• _Given records_
******************************
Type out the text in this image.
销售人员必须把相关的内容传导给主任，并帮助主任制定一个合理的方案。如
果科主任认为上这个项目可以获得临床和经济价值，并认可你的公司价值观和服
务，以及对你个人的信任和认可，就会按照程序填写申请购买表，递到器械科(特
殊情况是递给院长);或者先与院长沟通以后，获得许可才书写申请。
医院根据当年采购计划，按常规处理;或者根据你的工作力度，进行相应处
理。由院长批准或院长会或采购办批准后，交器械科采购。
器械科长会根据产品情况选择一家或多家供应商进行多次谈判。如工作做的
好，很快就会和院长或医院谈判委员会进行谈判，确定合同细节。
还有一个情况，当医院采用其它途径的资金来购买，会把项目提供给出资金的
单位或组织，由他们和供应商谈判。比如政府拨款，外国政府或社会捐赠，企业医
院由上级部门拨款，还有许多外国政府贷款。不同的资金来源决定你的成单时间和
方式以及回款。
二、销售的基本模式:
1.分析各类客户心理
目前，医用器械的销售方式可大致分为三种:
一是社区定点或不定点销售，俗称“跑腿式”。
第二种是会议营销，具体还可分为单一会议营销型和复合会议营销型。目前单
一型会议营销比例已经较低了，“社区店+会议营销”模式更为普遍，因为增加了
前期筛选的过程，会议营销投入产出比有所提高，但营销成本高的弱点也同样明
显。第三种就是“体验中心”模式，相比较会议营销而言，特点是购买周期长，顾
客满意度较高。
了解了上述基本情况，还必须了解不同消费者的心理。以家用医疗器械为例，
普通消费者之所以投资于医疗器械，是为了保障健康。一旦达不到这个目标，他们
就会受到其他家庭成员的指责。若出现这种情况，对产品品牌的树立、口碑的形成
******************************
• _Given task_
Make an exact copy of every line in the data.

• _Solution_
Type out the text in this image.
销售人员必须把相关的内容传导给主任，并帮助主任制定一个合理的方案。如
果科主任认为上这个项目可以获得临床和经济价值，并认可你的公司价值观和服
务，以及对你个人的信任和认可，就会按照程序填写申请购买表，递到器械科(特
殊情况是递给院长);或者先与院长沟通以后，获得许可才书写申请。
医院根据当年采购计划，按常规处理;或者根据你的工作力度，进行相应处
理。由院长批准或院长会或采购办批准后，交器械科采购。
器械科长会根据产品情况选择一家或多家供应商进行多次谈判。如工作做的
好，很快就会和院长或医院谈判委员会进行谈判，确定合同细节。
还有一个情况，当医院采用其它途径的资金来购买，会把项目提供给出资金的
单位或组织，由他们和供应商谈判。比如政府拨款，外国政府或社会捐赠，企业医
院由上级部门拨款，还有许多外国政府贷款。不同的资金来源决定你的成单时间和
方式以及回款。
二、销售的基本模式:
1.分析各类客户心理
目前，医用器械的销售方式可大致分为三种:
一是社区定点或不定点销售，俗称“跑腿式”。
第二种是会议营销，具体还可分为单一会议营销型和复合会议营销型。目前单
一型会议营销比例已经较低了，“社区店+会议营销”模式更为普遍，因为增加了
前期筛选的过程，会议营销投入产出比有所提高，但营销成本高的弱点也同样明
显。第三种就是“体验中心”模式，相比较会议营销而言，特点是购买周期长，顾
客满意度较高。
了解了上述基本情况，还必须了解不同消费者的心理。以家用医疗器械为例，
普通消费者之所以投资于医疗器械，是为了保障健康。一旦达不到这个目标，他们
就会受到其他家庭成员的指责。若出现这种情况，对产品品牌的树立、口碑的形成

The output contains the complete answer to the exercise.